- INSTRUCTION
Show only lines that include "mieszkań".
### LISTED RECORDS
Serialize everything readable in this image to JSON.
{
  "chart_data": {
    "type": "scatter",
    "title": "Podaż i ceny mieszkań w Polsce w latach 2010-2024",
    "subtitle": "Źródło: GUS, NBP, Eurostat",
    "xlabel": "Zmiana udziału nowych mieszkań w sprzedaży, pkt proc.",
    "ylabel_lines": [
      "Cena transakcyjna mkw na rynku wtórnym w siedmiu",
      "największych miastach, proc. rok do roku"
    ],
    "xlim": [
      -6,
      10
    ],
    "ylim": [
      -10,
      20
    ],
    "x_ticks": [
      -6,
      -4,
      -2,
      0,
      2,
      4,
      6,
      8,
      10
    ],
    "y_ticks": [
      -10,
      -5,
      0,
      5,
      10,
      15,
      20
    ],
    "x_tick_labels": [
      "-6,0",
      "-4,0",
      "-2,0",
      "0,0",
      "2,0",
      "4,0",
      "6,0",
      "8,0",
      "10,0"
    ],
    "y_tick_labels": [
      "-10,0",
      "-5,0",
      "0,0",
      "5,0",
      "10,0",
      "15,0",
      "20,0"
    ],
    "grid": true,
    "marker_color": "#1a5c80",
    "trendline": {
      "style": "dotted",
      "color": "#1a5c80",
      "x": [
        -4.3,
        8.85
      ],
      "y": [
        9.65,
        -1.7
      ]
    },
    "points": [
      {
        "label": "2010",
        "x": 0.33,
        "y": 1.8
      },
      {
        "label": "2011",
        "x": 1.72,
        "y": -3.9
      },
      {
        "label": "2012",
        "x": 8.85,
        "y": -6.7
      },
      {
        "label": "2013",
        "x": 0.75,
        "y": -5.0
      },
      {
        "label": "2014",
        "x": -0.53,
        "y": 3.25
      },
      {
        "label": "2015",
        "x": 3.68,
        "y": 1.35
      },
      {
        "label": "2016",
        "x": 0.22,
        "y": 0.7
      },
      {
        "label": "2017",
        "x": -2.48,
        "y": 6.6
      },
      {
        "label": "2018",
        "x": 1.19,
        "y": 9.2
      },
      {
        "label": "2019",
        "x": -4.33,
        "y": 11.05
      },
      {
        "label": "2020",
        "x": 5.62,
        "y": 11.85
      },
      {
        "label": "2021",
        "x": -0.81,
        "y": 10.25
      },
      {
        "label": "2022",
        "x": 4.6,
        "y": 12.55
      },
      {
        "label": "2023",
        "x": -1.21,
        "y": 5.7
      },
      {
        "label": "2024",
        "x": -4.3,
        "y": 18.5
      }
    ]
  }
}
######
- OUTPUT
    "title": "Podaż i ceny mieszkań w Polsce w latach 2010-2024",
    "xlabel": "Zmiana udziału nowych mieszkań w sprzedaży, pkt proc.",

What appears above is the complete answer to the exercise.